* _THE PROBLEM_
Go through the records line by line and work out how many lines hold the word "standardised". Answer with the number only.

— BEGIN TASK INPUTS —

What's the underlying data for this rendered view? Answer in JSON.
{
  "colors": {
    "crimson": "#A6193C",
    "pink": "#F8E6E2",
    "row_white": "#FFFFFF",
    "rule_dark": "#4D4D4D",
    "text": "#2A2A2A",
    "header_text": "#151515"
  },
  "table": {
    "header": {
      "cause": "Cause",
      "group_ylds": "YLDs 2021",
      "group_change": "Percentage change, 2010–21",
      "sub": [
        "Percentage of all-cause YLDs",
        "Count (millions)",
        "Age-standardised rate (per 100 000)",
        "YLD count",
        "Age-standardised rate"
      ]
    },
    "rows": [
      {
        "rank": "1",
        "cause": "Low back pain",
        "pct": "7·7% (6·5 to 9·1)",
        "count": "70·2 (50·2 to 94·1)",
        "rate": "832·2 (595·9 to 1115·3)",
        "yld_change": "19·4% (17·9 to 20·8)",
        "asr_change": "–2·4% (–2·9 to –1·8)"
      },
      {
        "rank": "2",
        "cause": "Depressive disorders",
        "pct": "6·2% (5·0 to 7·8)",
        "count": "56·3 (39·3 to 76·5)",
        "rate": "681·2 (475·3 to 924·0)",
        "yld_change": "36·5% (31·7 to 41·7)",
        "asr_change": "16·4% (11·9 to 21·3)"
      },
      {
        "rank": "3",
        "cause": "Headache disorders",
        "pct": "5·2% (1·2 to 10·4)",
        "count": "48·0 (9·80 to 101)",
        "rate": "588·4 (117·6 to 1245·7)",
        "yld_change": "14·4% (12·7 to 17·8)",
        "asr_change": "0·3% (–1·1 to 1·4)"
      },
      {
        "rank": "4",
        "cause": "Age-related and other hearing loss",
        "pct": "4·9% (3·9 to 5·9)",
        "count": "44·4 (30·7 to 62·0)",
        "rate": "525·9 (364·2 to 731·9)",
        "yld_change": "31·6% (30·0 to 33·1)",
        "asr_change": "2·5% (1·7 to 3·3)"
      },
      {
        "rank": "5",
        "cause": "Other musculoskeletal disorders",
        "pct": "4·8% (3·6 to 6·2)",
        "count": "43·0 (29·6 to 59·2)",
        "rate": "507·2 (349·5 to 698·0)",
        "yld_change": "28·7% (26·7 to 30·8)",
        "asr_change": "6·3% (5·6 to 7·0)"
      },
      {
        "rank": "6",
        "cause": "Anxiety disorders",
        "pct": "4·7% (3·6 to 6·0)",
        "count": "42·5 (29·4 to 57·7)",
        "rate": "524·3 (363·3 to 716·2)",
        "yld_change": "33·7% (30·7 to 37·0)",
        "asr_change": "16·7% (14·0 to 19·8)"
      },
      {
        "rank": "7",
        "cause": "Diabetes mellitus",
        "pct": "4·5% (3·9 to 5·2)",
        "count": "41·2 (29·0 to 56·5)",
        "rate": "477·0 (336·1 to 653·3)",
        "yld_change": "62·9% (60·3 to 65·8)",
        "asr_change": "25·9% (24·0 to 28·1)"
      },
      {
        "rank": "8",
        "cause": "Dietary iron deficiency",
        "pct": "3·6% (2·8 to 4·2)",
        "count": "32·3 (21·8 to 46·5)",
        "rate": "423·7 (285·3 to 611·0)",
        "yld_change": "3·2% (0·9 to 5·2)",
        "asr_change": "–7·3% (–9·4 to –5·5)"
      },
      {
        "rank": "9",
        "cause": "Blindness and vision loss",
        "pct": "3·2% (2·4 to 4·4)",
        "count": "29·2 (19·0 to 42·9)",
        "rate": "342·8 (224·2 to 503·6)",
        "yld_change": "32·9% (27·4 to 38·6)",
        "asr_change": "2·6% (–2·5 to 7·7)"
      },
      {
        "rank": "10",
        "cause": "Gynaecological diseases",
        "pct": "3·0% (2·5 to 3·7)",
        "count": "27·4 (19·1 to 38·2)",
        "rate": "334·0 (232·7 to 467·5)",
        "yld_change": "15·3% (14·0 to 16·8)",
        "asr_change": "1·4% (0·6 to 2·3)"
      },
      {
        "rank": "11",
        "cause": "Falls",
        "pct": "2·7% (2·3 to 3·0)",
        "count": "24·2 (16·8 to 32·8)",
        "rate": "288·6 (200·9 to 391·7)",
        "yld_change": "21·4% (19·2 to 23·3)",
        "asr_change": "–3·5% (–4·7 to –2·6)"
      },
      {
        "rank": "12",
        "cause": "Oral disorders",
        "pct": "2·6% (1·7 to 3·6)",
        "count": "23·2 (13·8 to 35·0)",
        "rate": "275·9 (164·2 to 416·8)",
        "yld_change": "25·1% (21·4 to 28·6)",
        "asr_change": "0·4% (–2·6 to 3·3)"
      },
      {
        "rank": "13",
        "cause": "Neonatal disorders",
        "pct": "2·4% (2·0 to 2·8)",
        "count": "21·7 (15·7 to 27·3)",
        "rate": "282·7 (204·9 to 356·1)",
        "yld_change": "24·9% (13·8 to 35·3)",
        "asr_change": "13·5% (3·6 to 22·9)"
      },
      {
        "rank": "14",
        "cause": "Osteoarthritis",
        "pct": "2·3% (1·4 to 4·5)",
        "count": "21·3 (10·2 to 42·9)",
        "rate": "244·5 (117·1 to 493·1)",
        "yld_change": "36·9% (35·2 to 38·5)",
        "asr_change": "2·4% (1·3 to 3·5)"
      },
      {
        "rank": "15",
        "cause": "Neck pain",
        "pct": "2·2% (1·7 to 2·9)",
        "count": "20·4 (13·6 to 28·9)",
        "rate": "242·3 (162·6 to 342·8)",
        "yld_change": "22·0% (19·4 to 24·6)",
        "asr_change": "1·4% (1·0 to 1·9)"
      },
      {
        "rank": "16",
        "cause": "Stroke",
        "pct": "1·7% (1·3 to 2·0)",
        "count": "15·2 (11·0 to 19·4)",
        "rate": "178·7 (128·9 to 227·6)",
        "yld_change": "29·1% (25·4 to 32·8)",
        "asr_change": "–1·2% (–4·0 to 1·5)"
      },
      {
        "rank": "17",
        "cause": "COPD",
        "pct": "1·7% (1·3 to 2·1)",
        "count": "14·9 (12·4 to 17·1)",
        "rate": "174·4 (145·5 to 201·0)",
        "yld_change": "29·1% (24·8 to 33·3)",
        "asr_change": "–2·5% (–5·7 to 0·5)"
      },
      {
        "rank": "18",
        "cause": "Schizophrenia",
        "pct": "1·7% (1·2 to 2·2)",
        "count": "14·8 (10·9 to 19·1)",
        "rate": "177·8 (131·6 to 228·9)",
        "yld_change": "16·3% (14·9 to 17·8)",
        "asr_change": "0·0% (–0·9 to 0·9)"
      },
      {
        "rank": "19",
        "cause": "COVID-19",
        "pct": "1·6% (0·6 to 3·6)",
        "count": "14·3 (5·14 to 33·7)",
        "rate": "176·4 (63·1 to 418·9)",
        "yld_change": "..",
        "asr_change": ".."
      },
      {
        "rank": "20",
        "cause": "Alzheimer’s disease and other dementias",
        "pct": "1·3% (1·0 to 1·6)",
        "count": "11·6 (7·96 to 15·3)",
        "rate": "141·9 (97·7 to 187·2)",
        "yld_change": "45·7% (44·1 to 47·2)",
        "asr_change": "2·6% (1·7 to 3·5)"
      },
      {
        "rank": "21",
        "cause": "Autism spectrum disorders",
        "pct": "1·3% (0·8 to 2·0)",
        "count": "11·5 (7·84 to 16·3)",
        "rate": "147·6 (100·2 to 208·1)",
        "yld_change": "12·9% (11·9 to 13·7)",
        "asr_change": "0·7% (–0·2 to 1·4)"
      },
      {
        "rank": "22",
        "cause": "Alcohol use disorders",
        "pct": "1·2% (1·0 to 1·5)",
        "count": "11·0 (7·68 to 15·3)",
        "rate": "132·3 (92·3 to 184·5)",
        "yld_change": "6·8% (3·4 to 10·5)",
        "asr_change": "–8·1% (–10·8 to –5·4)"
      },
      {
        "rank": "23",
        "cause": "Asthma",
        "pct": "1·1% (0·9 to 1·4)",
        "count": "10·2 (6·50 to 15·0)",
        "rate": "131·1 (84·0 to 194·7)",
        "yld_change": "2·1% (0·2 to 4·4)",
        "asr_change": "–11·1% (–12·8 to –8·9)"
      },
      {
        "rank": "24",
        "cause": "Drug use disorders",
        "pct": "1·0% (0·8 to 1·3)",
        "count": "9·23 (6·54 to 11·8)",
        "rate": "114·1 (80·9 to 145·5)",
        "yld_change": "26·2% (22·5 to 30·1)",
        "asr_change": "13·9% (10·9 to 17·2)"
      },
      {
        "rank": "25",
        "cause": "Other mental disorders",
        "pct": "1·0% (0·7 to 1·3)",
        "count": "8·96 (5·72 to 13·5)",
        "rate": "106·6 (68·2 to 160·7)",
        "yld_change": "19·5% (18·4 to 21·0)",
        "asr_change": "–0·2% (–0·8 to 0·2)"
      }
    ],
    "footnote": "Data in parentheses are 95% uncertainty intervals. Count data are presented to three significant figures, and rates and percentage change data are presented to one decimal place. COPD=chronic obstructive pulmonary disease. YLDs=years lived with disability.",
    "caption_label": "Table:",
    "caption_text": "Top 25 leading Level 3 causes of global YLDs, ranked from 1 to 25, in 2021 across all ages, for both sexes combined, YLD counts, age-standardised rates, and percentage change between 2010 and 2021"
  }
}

— END TASK INPUTS —

* _SOLUTION FOR THIS EXERCISE_
3